> What the exercise asks
Here are some records; return them all exactly.

> Collection entries
+ + + + +

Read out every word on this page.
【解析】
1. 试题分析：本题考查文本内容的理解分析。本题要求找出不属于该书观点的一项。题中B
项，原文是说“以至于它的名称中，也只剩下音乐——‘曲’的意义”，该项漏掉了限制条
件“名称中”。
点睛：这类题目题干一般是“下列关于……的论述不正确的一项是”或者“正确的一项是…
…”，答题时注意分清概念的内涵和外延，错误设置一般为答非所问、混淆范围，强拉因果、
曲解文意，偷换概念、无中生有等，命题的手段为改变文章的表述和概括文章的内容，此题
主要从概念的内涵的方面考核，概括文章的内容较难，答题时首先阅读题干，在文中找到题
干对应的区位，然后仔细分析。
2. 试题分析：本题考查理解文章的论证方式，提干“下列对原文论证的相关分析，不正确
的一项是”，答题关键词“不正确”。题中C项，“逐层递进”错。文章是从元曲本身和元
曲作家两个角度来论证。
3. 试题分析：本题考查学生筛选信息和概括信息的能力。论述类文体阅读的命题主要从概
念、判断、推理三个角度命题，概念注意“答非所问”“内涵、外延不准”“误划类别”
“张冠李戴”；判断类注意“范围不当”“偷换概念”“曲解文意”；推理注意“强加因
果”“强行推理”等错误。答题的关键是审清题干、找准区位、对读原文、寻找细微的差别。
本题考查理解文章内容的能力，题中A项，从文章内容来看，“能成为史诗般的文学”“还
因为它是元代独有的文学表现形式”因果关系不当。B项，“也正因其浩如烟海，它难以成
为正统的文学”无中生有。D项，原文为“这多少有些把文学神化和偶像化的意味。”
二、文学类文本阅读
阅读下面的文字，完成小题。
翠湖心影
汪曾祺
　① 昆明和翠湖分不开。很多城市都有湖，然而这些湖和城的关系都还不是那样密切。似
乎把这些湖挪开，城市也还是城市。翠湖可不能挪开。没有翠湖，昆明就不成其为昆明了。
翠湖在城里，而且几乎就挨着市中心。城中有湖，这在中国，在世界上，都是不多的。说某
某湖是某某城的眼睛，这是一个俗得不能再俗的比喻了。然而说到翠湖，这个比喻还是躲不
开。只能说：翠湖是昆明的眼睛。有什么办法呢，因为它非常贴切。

+ + + + +

> Reply to the task
Read out every word on this page.
【解析】
1. 试题分析：本题考查文本内容的理解分析。本题要求找出不属于该书观点的一项。题中B
项，原文是说“以至于它的名称中，也只剩下音乐——‘曲’的意义”，该项漏掉了限制条
件“名称中”。
点睛：这类题目题干一般是“下列关于……的论述不正确的一项是”或者“正确的一项是…
…”，答题时注意分清概念的内涵和外延，错误设置一般为答非所问、混淆范围，强拉因果、
曲解文意，偷换概念、无中生有等，命题的手段为改变文章的表述和概括文章的内容，此题
主要从概念的内涵的方面考核，概括文章的内容较难，答题时首先阅读题干，在文中找到题
干对应的区位，然后仔细分析。
2. 试题分析：本题考查理解文章的论证方式，提干“下列对原文论证的相关分析，不正确
的一项是”，答题关键词“不正确”。题中C项，“逐层递进”错。文章是从元曲本身和元
曲作家两个角度来论证。
3. 试题分析：本题考查学生筛选信息和概括信息的能力。论述类文体阅读的命题主要从概
念、判断、推理三个角度命题，概念注意“答非所问”“内涵、外延不准”“误划类别”
“张冠李戴”；判断类注意“范围不当”“偷换概念”“曲解文意”；推理注意“强加因
果”“强行推理”等错误。答题的关键是审清题干、找准区位、对读原文、寻找细微的差别。
本题考查理解文章内容的能力，题中A项，从文章内容来看，“能成为史诗般的文学”“还
因为它是元代独有的文学表现形式”因果关系不当。B项，“也正因其浩如烟海，它难以成
为正统的文学”无中生有。D项，原文为“这多少有些把文学神化和偶像化的意味。”
二、文学类文本阅读
阅读下面的文字，完成小题。
翠湖心影
汪曾祺
　① 昆明和翠湖分不开。很多城市都有湖，然而这些湖和城的关系都还不是那样密切。似
乎把这些湖挪开，城市也还是城市。翠湖可不能挪开。没有翠湖，昆明就不成其为昆明了。
翠湖在城里，而且几乎就挨着市中心。城中有湖，这在中国，在世界上，都是不多的。说某
某湖是某某城的眼睛，这是一个俗得不能再俗的比喻了。然而说到翠湖，这个比喻还是躲不
开。只能说：翠湖是昆明的眼睛。有什么办法呢，因为它非常贴切。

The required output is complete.